● **WHAT IS NEEDED**: Find all lines in the listing that include the word "developing", then copy them.

--- BEGIN MATERIAL SUPPLIED ---

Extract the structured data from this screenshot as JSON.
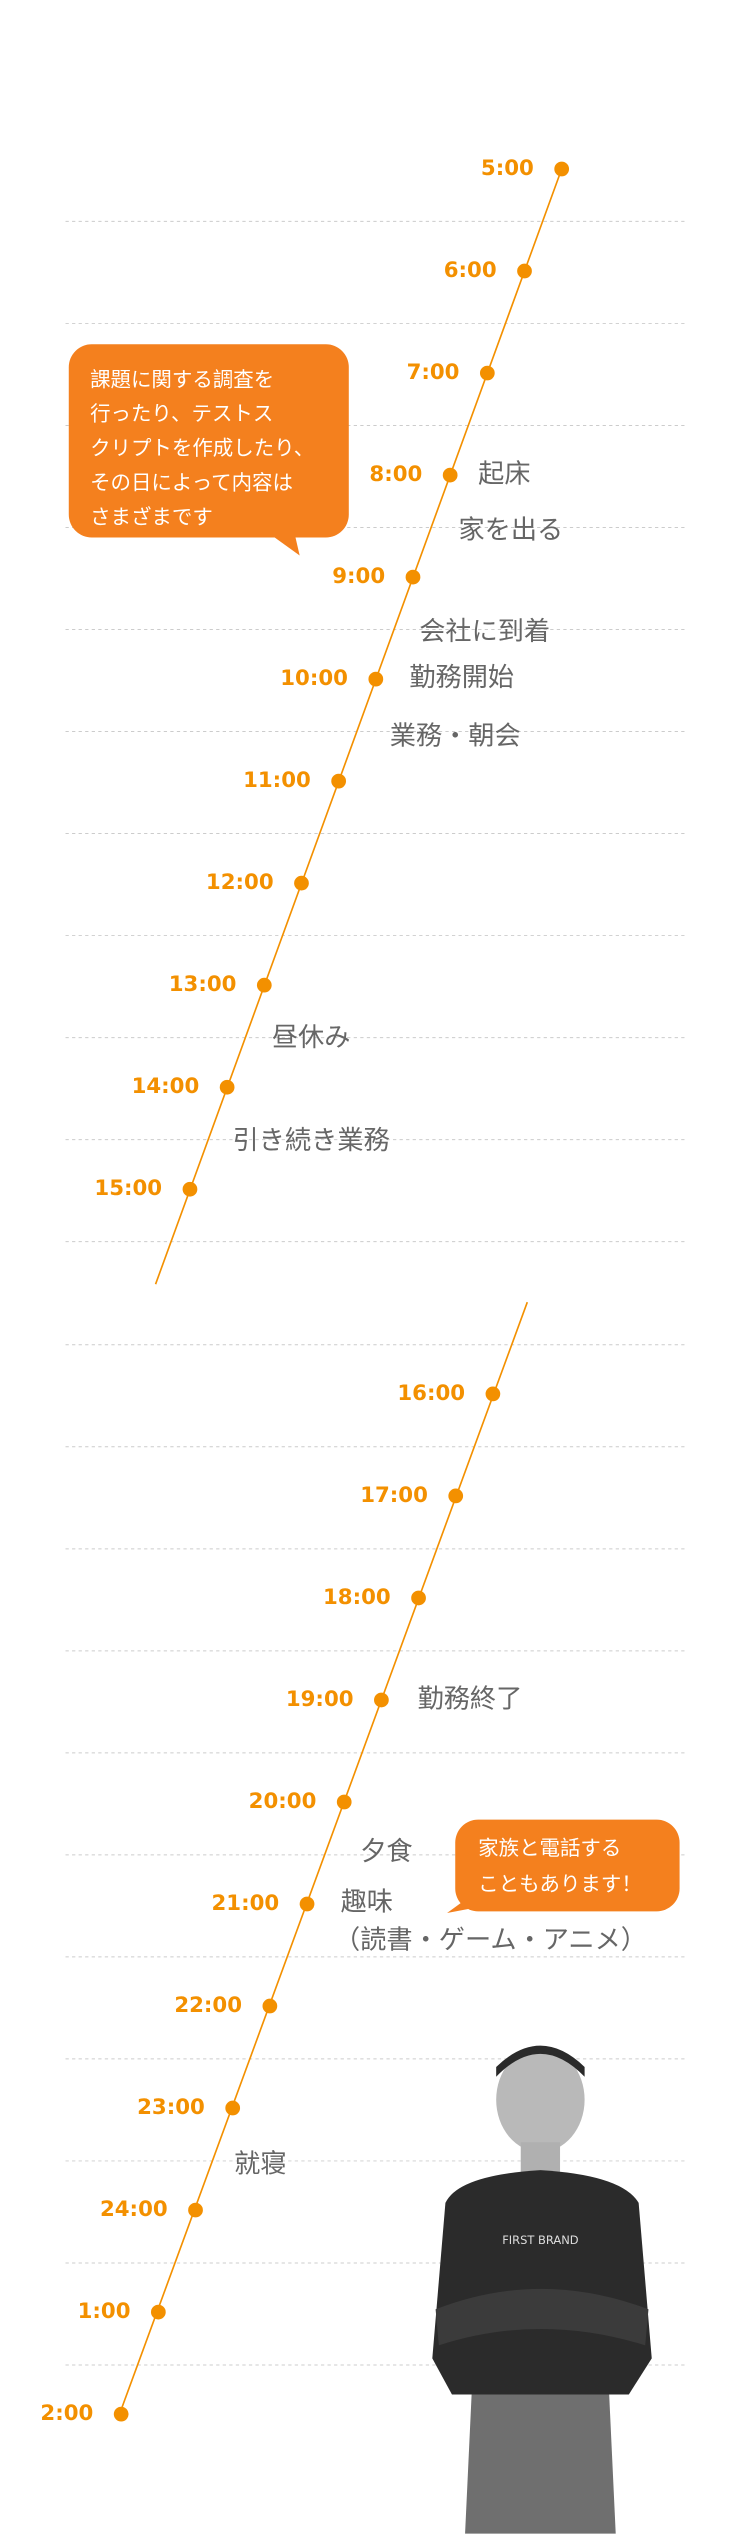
{
  "sections": [
    {
      "times": [
        "5:00",
        "6:00",
        "7:00",
        "8:00",
        "9:00",
        "10:00",
        "11:00",
        "12:00",
        "13:00",
        "14:00",
        "15:00"
      ]
    },
    {
      "times": [
        "16:00",
        "17:00",
        "18:00",
        "19:00",
        "20:00",
        "21:00",
        "22:00",
        "23:00",
        "24:00",
        "1:00",
        "2:00"
      ]
    }
  ],
  "events": [
    "起床",
    "家を出る",
    "会社に到着",
    "勤務開始",
    "業務・朝会",
    "昼休み",
    "引き続き業務",
    "勤務終了",
    "夕食",
    "趣味",
    "（読書・ゲーム・アニメ）",
    "就寝"
  ],
  "notes": [
    [
      "課題に関する調査を",
      "行ったり、テストス",
      "クリプトを作成したり、",
      "その日によって内容は",
      "さまざまです"
    ],
    [
      "家族と電話する",
      "こともあります！"
    ]
  ]
}
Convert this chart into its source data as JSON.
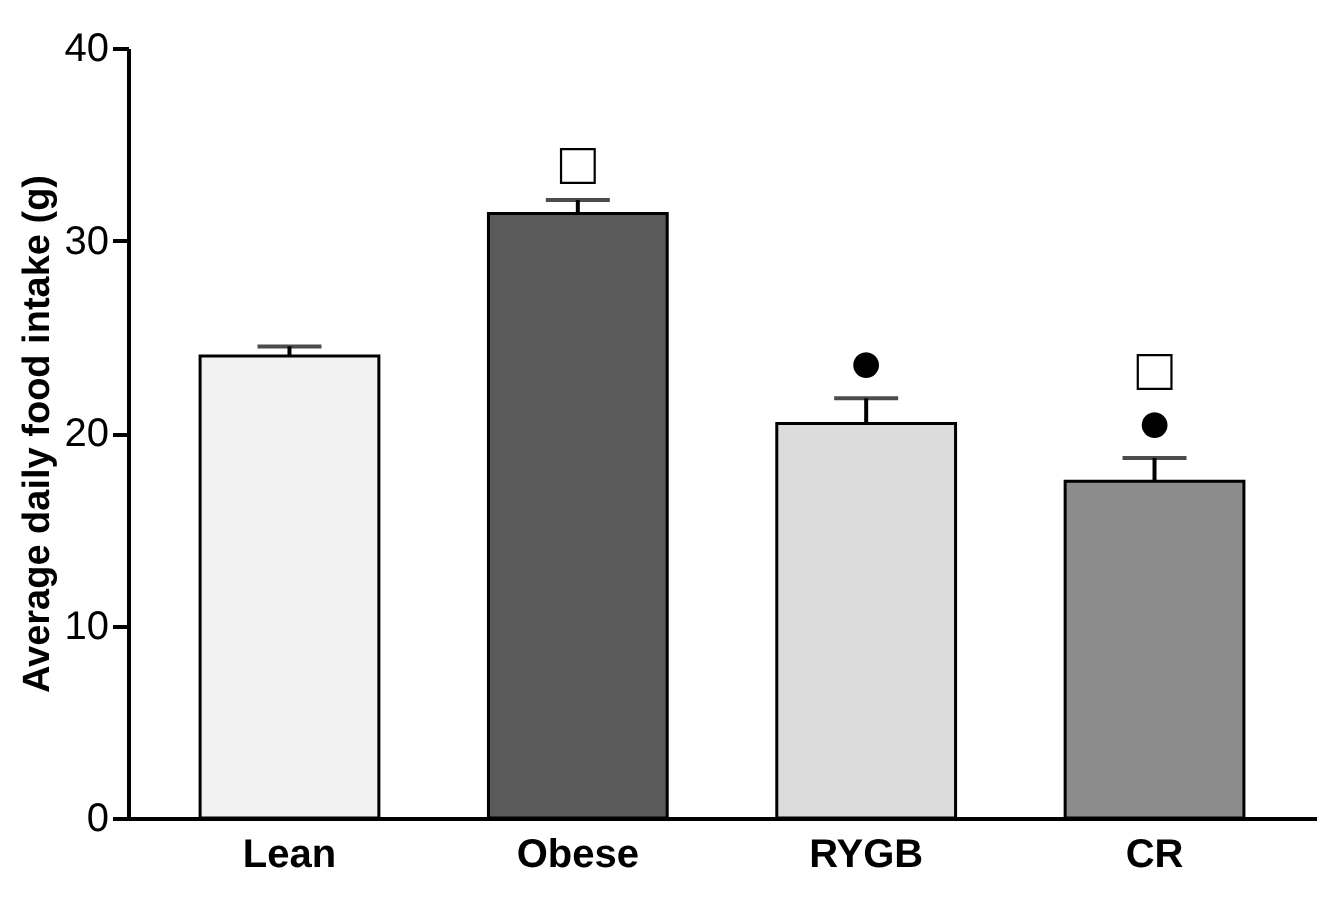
{
  "chart_data": {
    "type": "bar",
    "ylabel": "Average daily food intake (g)",
    "categories": [
      "Lean",
      "Obese",
      "RYGB",
      "CR"
    ],
    "values": [
      24,
      31.4,
      20.5,
      17.5
    ],
    "colors": [
      "#f2f2f2",
      "#5a5a5a",
      "#dcdcdc",
      "#8c8c8c"
    ],
    "errors": [
      [
        24,
        24.5
      ],
      [
        31.4,
        32.1
      ],
      [
        20.5,
        21.8
      ],
      [
        17.5,
        18.7
      ]
    ],
    "ylim": [
      0,
      40
    ],
    "yticks": [
      0,
      10,
      20,
      30,
      40
    ],
    "grid": false,
    "annotations": [
      {
        "text": "□",
        "x": "Obese",
        "y": 32.1
      },
      {
        "text": "●",
        "x": "RYGB",
        "y": 21.8
      },
      {
        "text": "□",
        "x": "CR",
        "y": 18.7
      },
      {
        "text": "●",
        "x": "CR",
        "y": 18.7
      }
    ]
  }
}
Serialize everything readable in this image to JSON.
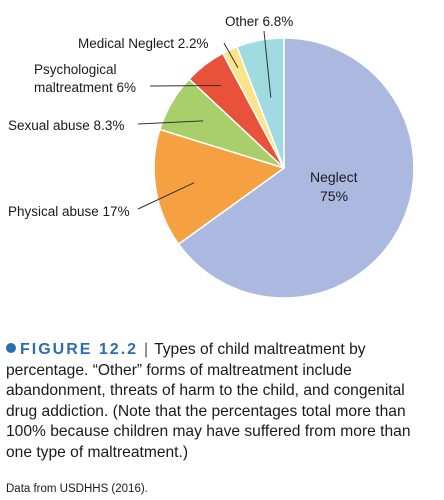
{
  "chart_data": {
    "type": "pie",
    "title": "",
    "slices": [
      {
        "label": "Neglect",
        "value": 75,
        "display": "75%",
        "color": "#abb8e0"
      },
      {
        "label": "Physical abuse",
        "value": 17,
        "display": "17%",
        "color": "#f5a142"
      },
      {
        "label": "Sexual abuse",
        "value": 8.3,
        "display": "8.3%",
        "color": "#a8cf6a"
      },
      {
        "label": "Psychological maltreatment",
        "value": 6,
        "display": "6%",
        "color": "#e8523a"
      },
      {
        "label": "Medical Neglect",
        "value": 2.2,
        "display": "2.2%",
        "color": "#fbe38a"
      },
      {
        "label": "Other",
        "value": 6.8,
        "display": "6.8%",
        "color": "#9fdbe0"
      }
    ],
    "labels": {
      "neglect_name": "Neglect",
      "neglect_value": "75%",
      "physical": "Physical abuse 17%",
      "sexual": "Sexual abuse 8.3%",
      "psych_line1": "Psychological",
      "psych_line2": "maltreatment 6%",
      "medical": "Medical Neglect 2.2%",
      "other": "Other 6.8%"
    }
  },
  "caption": {
    "figure_label": "FIGURE 12.2",
    "separator": "|",
    "text": "Types of child maltreatment by percentage. “Other” forms of maltreatment include abandonment, threats of harm to the child, and congenital drug addiction. (Note that the percentages total more than 100% because children may have suffered from more than one type of maltreatment.)"
  },
  "source": "Data from USDHHS (2016).",
  "colors": {
    "figure_accent": "#2a6db5"
  }
}
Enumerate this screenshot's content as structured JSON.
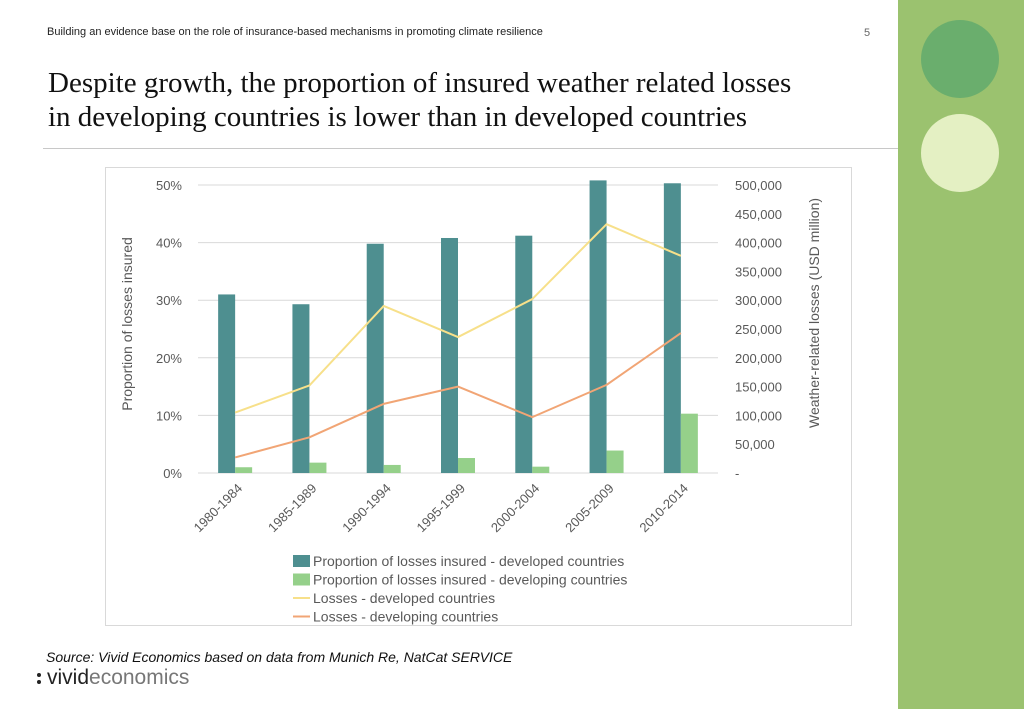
{
  "header": {
    "subtitle": "Building an evidence base on the role of insurance-based mechanisms in promoting climate resilience",
    "page_number": "5"
  },
  "title_lines": [
    "Despite growth, the proportion of insured weather related losses",
    "in developing countries is lower than in developed countries"
  ],
  "source": "Source: Vivid Economics based on data from Munich Re, NatCat SERVICE",
  "logo": {
    "part1": "vivid",
    "part2": "economics"
  },
  "colors": {
    "sidebar": "#9bc26f",
    "circle_dark": "#6aae6d",
    "circle_light": "#e4f0c3"
  },
  "chart_data": {
    "type": "bar",
    "categories": [
      "1980-1984",
      "1985-1989",
      "1990-1994",
      "1995-1999",
      "2000-2004",
      "2005-2009",
      "2010-2014"
    ],
    "ylabel": "Proportion of losses insured",
    "y2label": "Weather-related losses (USD million)",
    "ylim": [
      0,
      50
    ],
    "y2lim": [
      0,
      500000
    ],
    "yticks": [
      "0%",
      "10%",
      "20%",
      "30%",
      "40%",
      "50%"
    ],
    "y2ticks": [
      "-",
      "50,000",
      "100,000",
      "150,000",
      "200,000",
      "250,000",
      "300,000",
      "350,000",
      "400,000",
      "450,000",
      "500,000"
    ],
    "grid": true,
    "legend_position": "bottom",
    "series": [
      {
        "name": "Proportion of losses insured - developed countries",
        "kind": "bar",
        "axis": "left",
        "color": "#4e8f90",
        "values": [
          31,
          29.3,
          39.8,
          40.8,
          41.2,
          50.8,
          50.3
        ]
      },
      {
        "name": "Proportion of losses insured - developing countries",
        "kind": "bar",
        "axis": "left",
        "color": "#95d08a",
        "values": [
          1.0,
          1.8,
          1.4,
          2.6,
          1.1,
          3.9,
          10.3
        ]
      },
      {
        "name": "Losses - developed countries",
        "kind": "line",
        "axis": "right",
        "color": "#f7e08a",
        "values": [
          105000,
          152000,
          290000,
          236000,
          302000,
          432000,
          377000
        ]
      },
      {
        "name": "Losses - developing countries",
        "kind": "line",
        "axis": "right",
        "color": "#f1a575",
        "values": [
          27000,
          62000,
          120000,
          150000,
          97000,
          153000,
          243000
        ]
      }
    ]
  }
}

--- END MATERIAL SUPPLIED ---

● **TASK SOLUTION**:
    "in developing countries is lower than in developed countries"
        "name": "Proportion of losses insured - developing countries",
        "name": "Losses - developing countries",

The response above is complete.